What to do:
Word for word, repeat the entries, minus the pictures.

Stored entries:
↓
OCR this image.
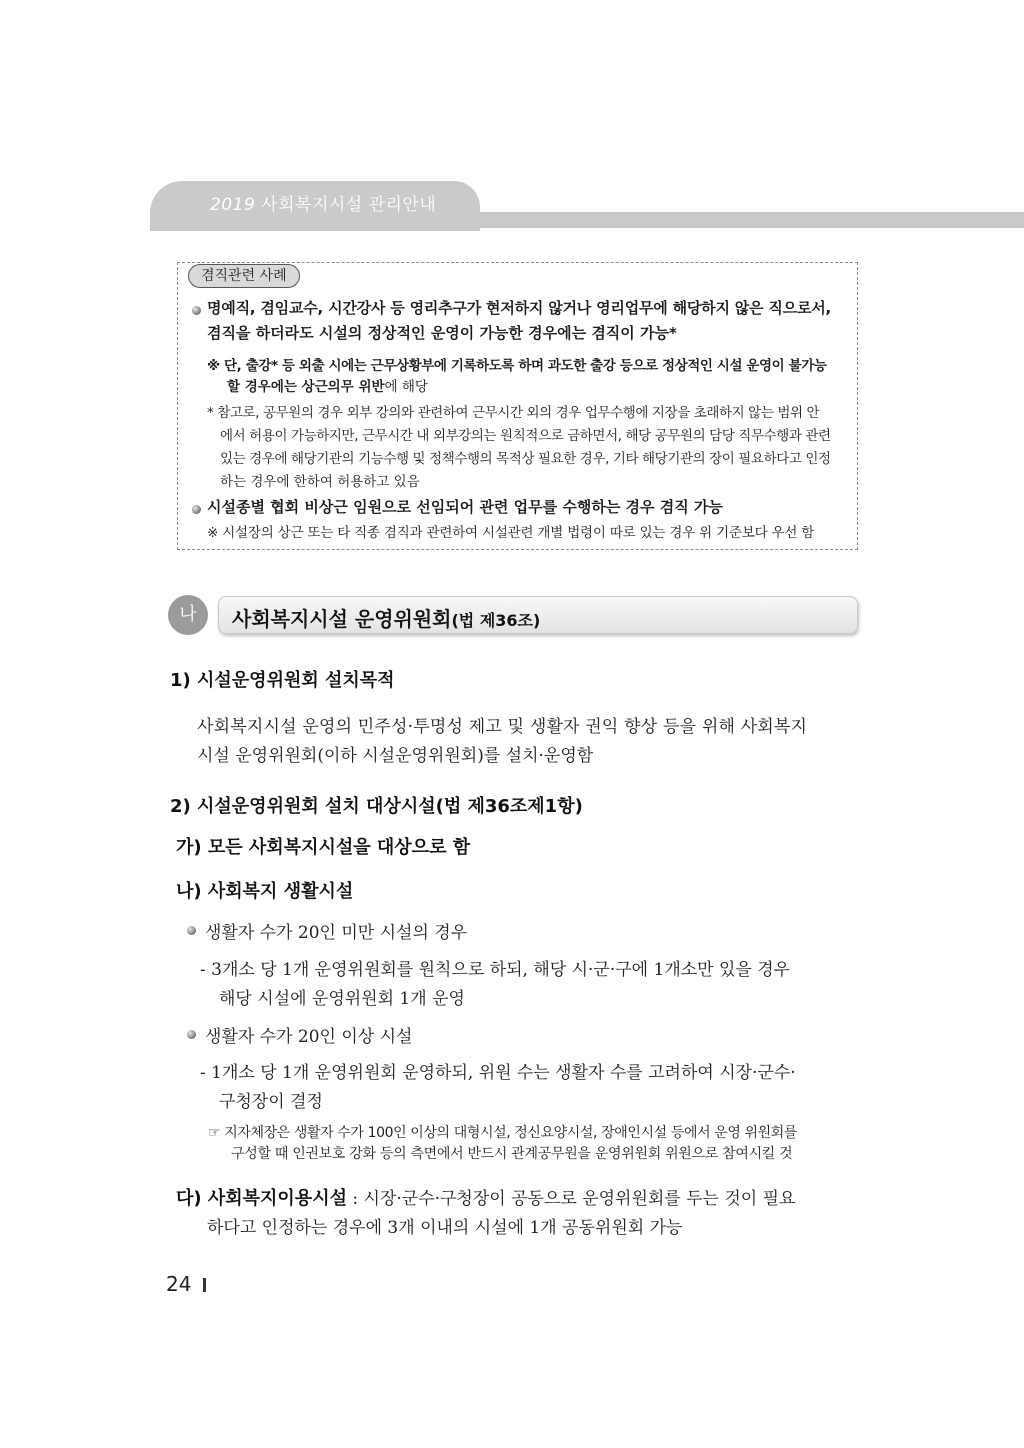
2019 사회복지시설 관리안내
겸직관련 사례
명예직, 겸임교수, 시간강사 등 영리추구가 현저하지 않거나 영리업무에 해당하지 않은 직으로서,
겸직을 하더라도 시설의 정상적인 운영이 가능한 경우에는 겸직이 가능*
※ 단, 출강* 등 외출 시에는 근무상황부에 기록하도록 하며 과도한 출강 등으로 정상적인 시설 운영이 불가능
할 경우에는 상근의무 위반에 해당
* 참고로, 공무원의 경우 외부 강의와 관련하여 근무시간 외의 경우 업무수행에 지장을 초래하지 않는 범위 안
에서 허용이 가능하지만, 근무시간 내 외부강의는 원칙적으로 금하면서, 해당 공무원의 담당 직무수행과 관련
있는 경우에 해당기관의 기능수행 및 정책수행의 목적상 필요한 경우, 기타 해당기관의 장이 필요하다고 인정
하는 경우에 한하여 허용하고 있음
시설종별 협회 비상근 임원으로 선임되어 관련 업무를 수행하는 경우 겸직 가능
※ 시설장의 상근 또는 타 직종 겸직과 관련하여 시설관련 개별 법령이 따로 있는 경우 위 기준보다 우선 함
나	사회복지시설 운영위원회(법 제36조)
1) 시설운영위원회 설치목적
사회복지시설 운영의 민주성·투명성 제고 및 생활자 권익 향상 등을 위해 사회복지
시설 운영위원회(이하 시설운영위원회)를 설치·운영함
2) 시설운영위원회 설치 대상시설(법 제36조제1항)
가) 모든 사회복지시설을 대상으로 함
나) 사회복지 생활시설
생활자 수가 20인 미만 시설의 경우
- 3개소 당 1개 운영위원회를 원칙으로 하되, 해당 시·군·구에 1개소만 있을 경우
해당 시설에 운영위원회 1개 운영
생활자 수가 20인 이상 시설
- 1개소 당 1개 운영위원회 운영하되, 위원 수는 생활자 수를 고려하여 시장·군수·
구청장이 결정
☞ 지자체장은 생활자 수가 100인 이상의 대형시설, 정신요양시설, 장애인시설 등에서 운영 위원회를
구성할 때 인권보호 강화 등의 측면에서 반드시 관계공무원을 운영위원회 위원으로 참여시킬 것
다) 사회복지이용시설 : 시장·군수·구청장이 공동으로 운영위원회를 두는 것이 필요
하다고 인정하는 경우에 3개 이내의 시설에 1개 공동위원회 가능
24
↑
Task output:
OCR this image.
2019 사회복지시설 관리안내
겸직관련 사례
명예직, 겸임교수, 시간강사 등 영리추구가 현저하지 않거나 영리업무에 해당하지 않은 직으로서,
겸직을 하더라도 시설의 정상적인 운영이 가능한 경우에는 겸직이 가능*
※ 단, 출강* 등 외출 시에는 근무상황부에 기록하도록 하며 과도한 출강 등으로 정상적인 시설 운영이 불가능
할 경우에는 상근의무 위반에 해당
* 참고로, 공무원의 경우 외부 강의와 관련하여 근무시간 외의 경우 업무수행에 지장을 초래하지 않는 범위 안
에서 허용이 가능하지만, 근무시간 내 외부강의는 원칙적으로 금하면서, 해당 공무원의 담당 직무수행과 관련
있는 경우에 해당기관의 기능수행 및 정책수행의 목적상 필요한 경우, 기타 해당기관의 장이 필요하다고 인정
하는 경우에 한하여 허용하고 있음
시설종별 협회 비상근 임원으로 선임되어 관련 업무를 수행하는 경우 겸직 가능
※ 시설장의 상근 또는 타 직종 겸직과 관련하여 시설관련 개별 법령이 따로 있는 경우 위 기준보다 우선 함
나	사회복지시설 운영위원회(법 제36조)
1) 시설운영위원회 설치목적
사회복지시설 운영의 민주성·투명성 제고 및 생활자 권익 향상 등을 위해 사회복지
시설 운영위원회(이하 시설운영위원회)를 설치·운영함
2) 시설운영위원회 설치 대상시설(법 제36조제1항)
가) 모든 사회복지시설을 대상으로 함
나) 사회복지 생활시설
생활자 수가 20인 미만 시설의 경우
- 3개소 당 1개 운영위원회를 원칙으로 하되, 해당 시·군·구에 1개소만 있을 경우
해당 시설에 운영위원회 1개 운영
생활자 수가 20인 이상 시설
- 1개소 당 1개 운영위원회 운영하되, 위원 수는 생활자 수를 고려하여 시장·군수·
구청장이 결정
☞ 지자체장은 생활자 수가 100인 이상의 대형시설, 정신요양시설, 장애인시설 등에서 운영 위원회를
구성할 때 인권보호 강화 등의 측면에서 반드시 관계공무원을 운영위원회 위원으로 참여시킬 것
다) 사회복지이용시설 : 시장·군수·구청장이 공동으로 운영위원회를 두는 것이 필요
하다고 인정하는 경우에 3개 이내의 시설에 1개 공동위원회 가능
24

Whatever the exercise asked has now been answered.